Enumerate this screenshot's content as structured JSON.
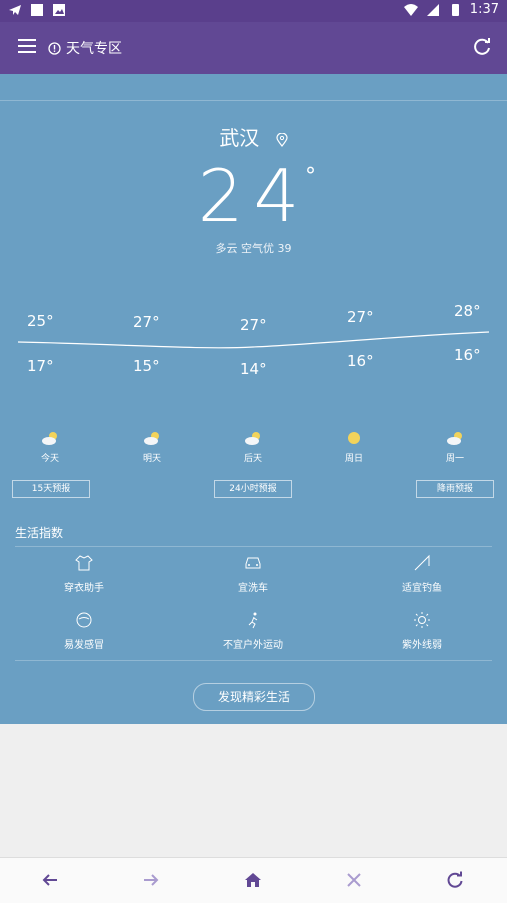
{
  "status": {
    "time": "1:37"
  },
  "appbar": {
    "title": "天气专区"
  },
  "weather": {
    "city": "武汉",
    "temperature": "24",
    "degree_symbol": "°",
    "condition": "多云 空气优 39"
  },
  "trend": {
    "highs": [
      "25°",
      "27°",
      "27°",
      "27°",
      "28°"
    ],
    "lows": [
      "17°",
      "15°",
      "14°",
      "16°",
      "16°"
    ]
  },
  "forecast_days": [
    {
      "label": "今天",
      "icon": "partly-cloudy-icon"
    },
    {
      "label": "明天",
      "icon": "partly-cloudy-icon"
    },
    {
      "label": "后天",
      "icon": "partly-cloudy-icon"
    },
    {
      "label": "周日",
      "icon": "sun-icon"
    },
    {
      "label": "周一",
      "icon": "partly-cloudy-icon"
    }
  ],
  "forecast_buttons": [
    "15天预报",
    "24小时预报",
    "降雨预报"
  ],
  "life": {
    "title": "生活指数",
    "items": [
      "穿衣助手",
      "宜洗车",
      "适宜钓鱼",
      "易发感冒",
      "不宜户外运动",
      "紫外线弱"
    ]
  },
  "discover_label": "发现精彩生活",
  "colors": {
    "appbar": "#614894",
    "content": "#6a9fc3",
    "accent": "#614894"
  }
}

========================

What you are asked to do »
Every line above should be repeated exactly; pictures stay out of the copy.

The completed task »
Enumerate this screenshot's content as structured JSON.
{
  "status": {
    "time": "1:37"
  },
  "appbar": {
    "title": "天气专区"
  },
  "weather": {
    "city": "武汉",
    "temperature": "24",
    "degree_symbol": "°",
    "condition": "多云 空气优 39"
  },
  "trend": {
    "highs": [
      "25°",
      "27°",
      "27°",
      "27°",
      "28°"
    ],
    "lows": [
      "17°",
      "15°",
      "14°",
      "16°",
      "16°"
    ]
  },
  "forecast_days": [
    {
      "label": "今天",
      "icon": "partly-cloudy-icon"
    },
    {
      "label": "明天",
      "icon": "partly-cloudy-icon"
    },
    {
      "label": "后天",
      "icon": "partly-cloudy-icon"
    },
    {
      "label": "周日",
      "icon": "sun-icon"
    },
    {
      "label": "周一",
      "icon": "partly-cloudy-icon"
    }
  ],
  "forecast_buttons": [
    "15天预报",
    "24小时预报",
    "降雨预报"
  ],
  "life": {
    "title": "生活指数",
    "items": [
      "穿衣助手",
      "宜洗车",
      "适宜钓鱼",
      "易发感冒",
      "不宜户外运动",
      "紫外线弱"
    ]
  },
  "discover_label": "发现精彩生活",
  "colors": {
    "appbar": "#614894",
    "content": "#6a9fc3",
    "accent": "#614894"
  }
}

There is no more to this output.